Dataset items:
* Begin *
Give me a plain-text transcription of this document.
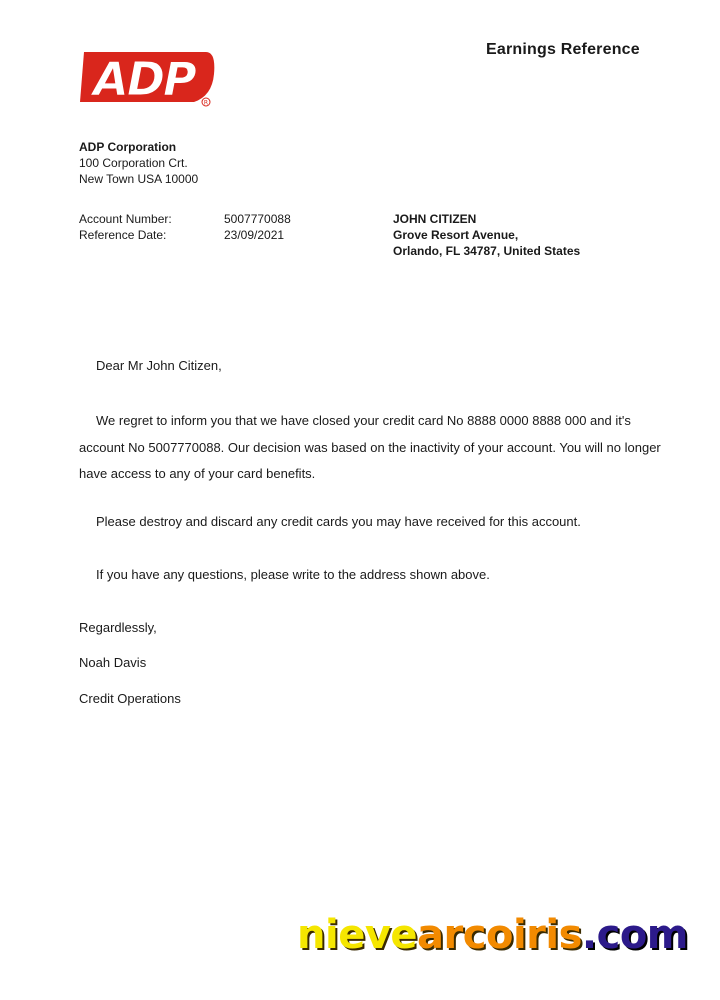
ADP	R
Earnings Reference
ADP Corporation
100 Corporation Crt.
New Town USA 10000
Account Number:	5007770088
Reference Date:	23/09/2021
JOHN CITIZEN
Grove Resort Avenue,
Orlando, FL 34787, United States
Dear Mr John Citizen,
We regret to inform you that we have closed your credit card No 8888 0000 8888 000 and it's account No 5007770088. Our decision was based on the inactivity of your account. You will no longer have access to any of your card benefits.
Please destroy and discard any credit cards you may have received for this account.
If you have any questions, please write to the address shown above.
Regardlessly,
Noah Davis
Credit Operations
nievearcoiris.com
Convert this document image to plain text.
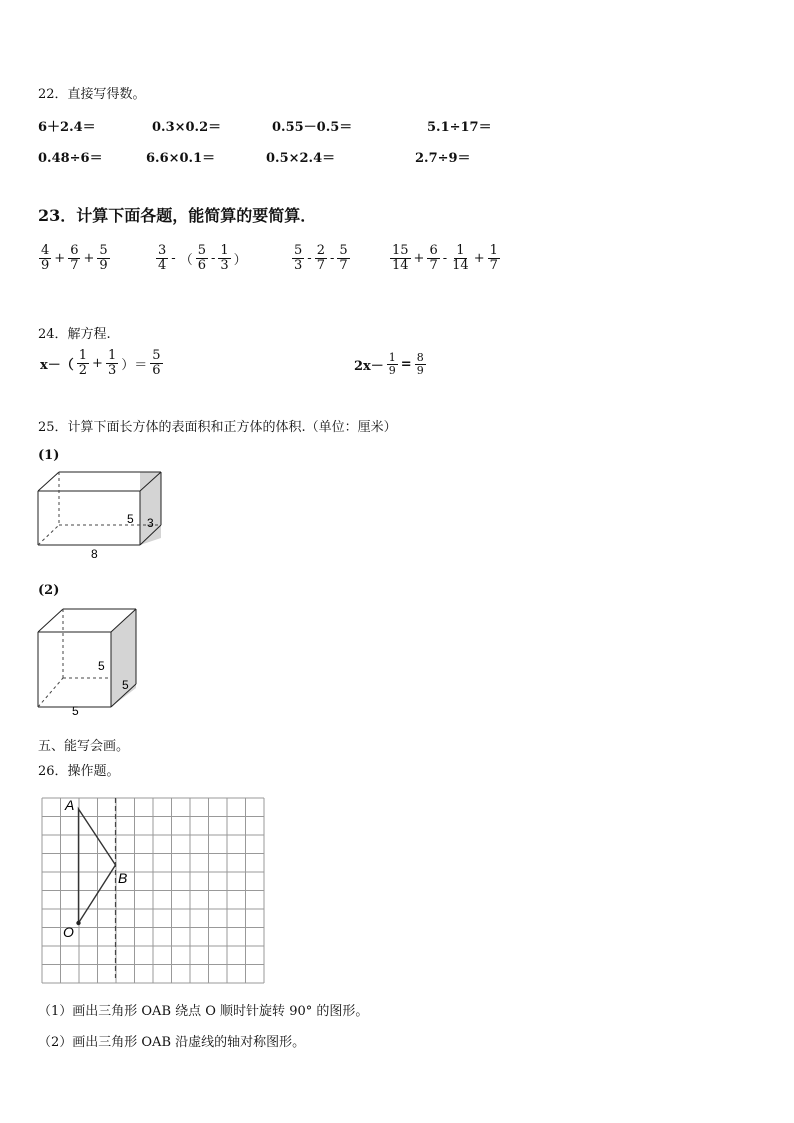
22．直接写得数。
6＋2.4＝	0.3×0.2＝	0.55－0.5＝	5.1÷17＝
0.48÷6＝	6.6×0.1＝	0.5×2.4＝	2.7÷9＝
23．计算下面各题，能简算的要简算．
$\frac{4}{9} + \frac{6}{7} + \frac{5}{9}$	$\frac{3}{4}$ - （ $\frac{5}{6} - \frac{1}{3}$ ）	$\frac{5}{3} - \frac{2}{7} - \frac{5}{7}$	$\frac{15}{14} + \frac{6}{7} - \frac{1}{14} + \frac{1}{7}$
24．解方程.
$x-( \frac{1}{2} + \frac{1}{3}$ ）＝ $\frac{5}{6}$	$2x- \frac{1}{9} = \frac{8}{9}$
25．计算下面长方体的表面积和正方体的体积.（单位：厘米）
(1)
8
5 3
(2)
5
5
5
五、能写会画。
26．操作题。
A
B
O
（1）画出三角形 OAB 绕点 O 顺时针旋转 90° 的图形。
（2）画出三角形 OAB 沿虚线的轴对称图形。
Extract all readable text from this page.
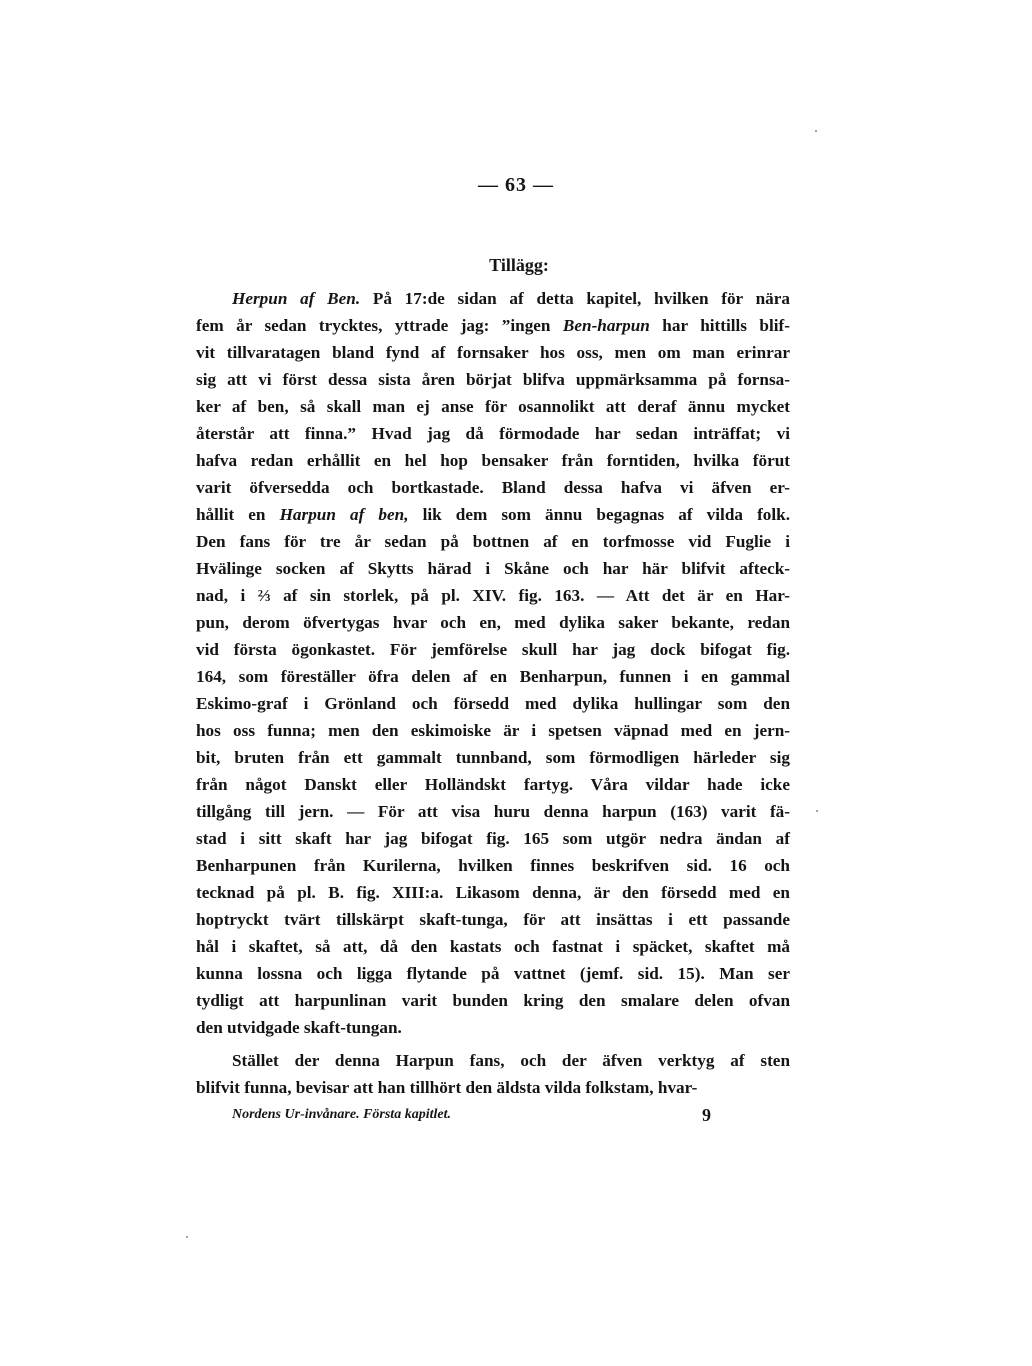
— 63 —
Tillägg:
Herpun af Ben. På 17:de sidan af detta kapitel, hvilken för nära
fem år sedan trycktes, yttrade jag: ”ingen Ben-harpun har hittills blif-
vit tillvaratagen bland fynd af fornsaker hos oss, men om man erinrar
sig att vi först dessa sista åren börjat blifva uppmärksamma på fornsa-
ker af ben, så skall man ej anse för osannolikt att deraf ännu mycket
återstår att finna.” Hvad jag då förmodade har sedan inträffat; vi
hafva redan erhållit en hel hop bensaker från forntiden, hvilka förut
varit öfversedda och bortkastade. Bland dessa hafva vi äfven er-
hållit en Harpun af ben, lik dem som ännu begagnas af vilda folk.
Den fans för tre år sedan på bottnen af en torfmosse vid Fuglie i
Hvälinge socken af Skytts härad i Skåne och har här blifvit afteck-
nad, i ⅔ af sin storlek, på pl. XIV. fig. 163. — Att det är en Har-
pun, derom öfvertygas hvar och en, med dylika saker bekante, redan
vid första ögonkastet. För jemförelse skull har jag dock bifogat fig.
164, som föreställer öfra delen af en Benharpun, funnen i en gammal
Eskimo-graf i Grönland och försedd med dylika hullingar som den
hos oss funna; men den eskimoiske är i spetsen väpnad med en jern-
bit, bruten från ett gammalt tunnband, som förmodligen härleder sig
från något Danskt eller Holländskt fartyg. Våra vildar hade icke
tillgång till jern. — För att visa huru denna harpun (163) varit fä-
stad i sitt skaft har jag bifogat fig. 165 som utgör nedra ändan af
Benharpunen från Kurilerna, hvilken finnes beskrifven sid. 16 och
tecknad på pl. B. fig. XIII:a. Likasom denna, är den försedd med en
hoptryckt tvärt tillskärpt skaft-tunga, för att insättas i ett passande
hål i skaftet, så att, då den kastats och fastnat i späcket, skaftet må
kunna lossna och ligga flytande på vattnet (jemf. sid. 15). Man ser
tydligt att harpunlinan varit bunden kring den smalare delen ofvan
den utvidgade skaft-tungan.
Stället der denna Harpun fans, och der äfven verktyg af sten
blifvit funna, bevisar att han tillhört den äldsta vilda folkstam, hvar-
Nordens Ur-invånare. Första kapitlet.	9
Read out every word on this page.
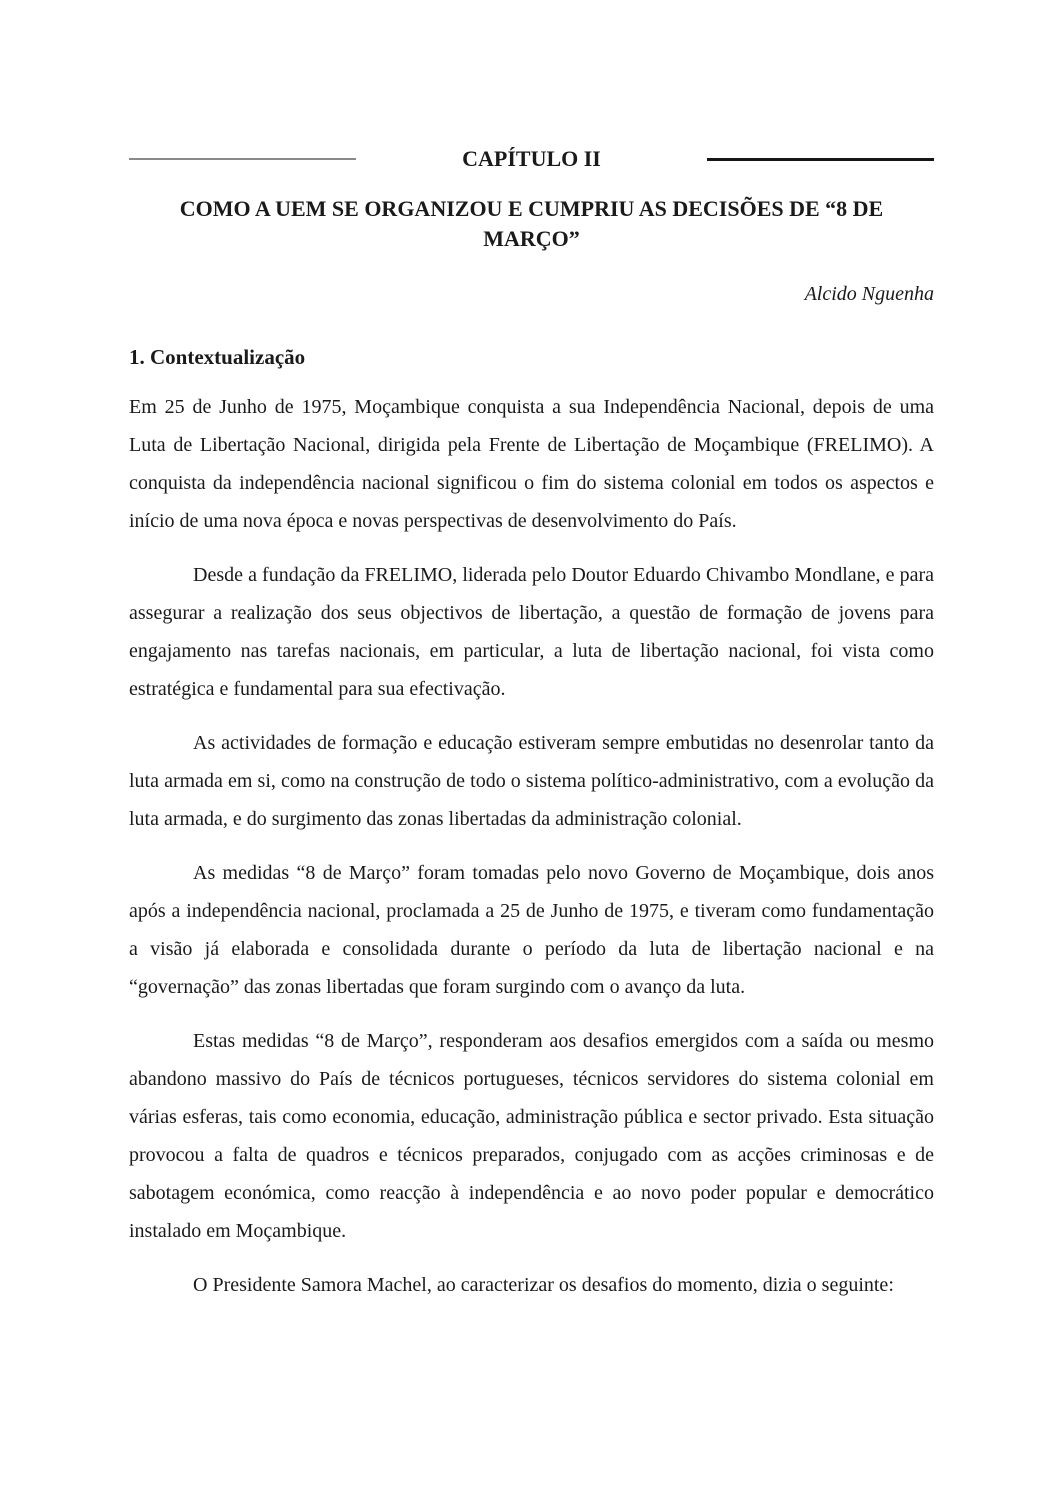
CAPÍTULO II
COMO A UEM SE ORGANIZOU E CUMPRIU AS DECISÕES DE “8 DE MARÇO”
Alcido Nguenha
1. Contextualização

Em 25 de Junho de 1975, Moçambique conquista a sua Independência Nacional, depois de uma Luta de Libertação Nacional, dirigida pela Frente de Libertação de Moçambique (FRELIMO). A conquista da independência nacional significou o fim do sistema colonial em todos os aspectos e início de uma nova época e novas perspectivas de desenvolvimento do País.

Desde a fundação da FRELIMO, liderada pelo Doutor Eduardo Chivambo Mondlane, e para assegurar a realização dos seus objectivos de libertação, a questão de formação de jovens para engajamento nas tarefas nacionais, em particular, a luta de libertação nacional, foi vista como estratégica e fundamental para sua efectivação.

As actividades de formação e educação estiveram sempre embutidas no desenrolar tanto da luta armada em si, como na construção de todo o sistema político-administrativo, com a evolução da luta armada, e do surgimento das zonas libertadas da administração colonial.

As medidas “8 de Março” foram tomadas pelo novo Governo de Moçambique, dois anos após a independência nacional, proclamada a 25 de Junho de 1975, e tiveram como fundamentação a visão já elaborada e consolidada durante o período da luta de libertação nacional e na “governação” das zonas libertadas que foram surgindo com o avanço da luta.

Estas medidas “8 de Março”, responderam aos desafios emergidos com a saída ou mesmo abandono massivo do País de técnicos portugueses, técnicos servidores do sistema colonial em várias esferas, tais como economia, educação, administração pública e sector privado. Esta situação provocou a falta de quadros e técnicos preparados, conjugado com as acções criminosas e de sabotagem económica, como reacção à independência e ao novo poder popular e democrático instalado em Moçambique.

O Presidente Samora Machel, ao caracterizar os desafios do momento, dizia o seguinte:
* End *
• [WHAT YOU WILL DO]: Only lines with the word "varit" should be collected from the material.

• [PROBLEM SOLUTION]:
varit öfversedda och bortkastade. Bland dessa hafva vi äfven er-
tillgång till jern. — För att visa huru denna harpun (163) varit fä-
tydligt att harpunlinan varit bunden kring den smalare delen ofvan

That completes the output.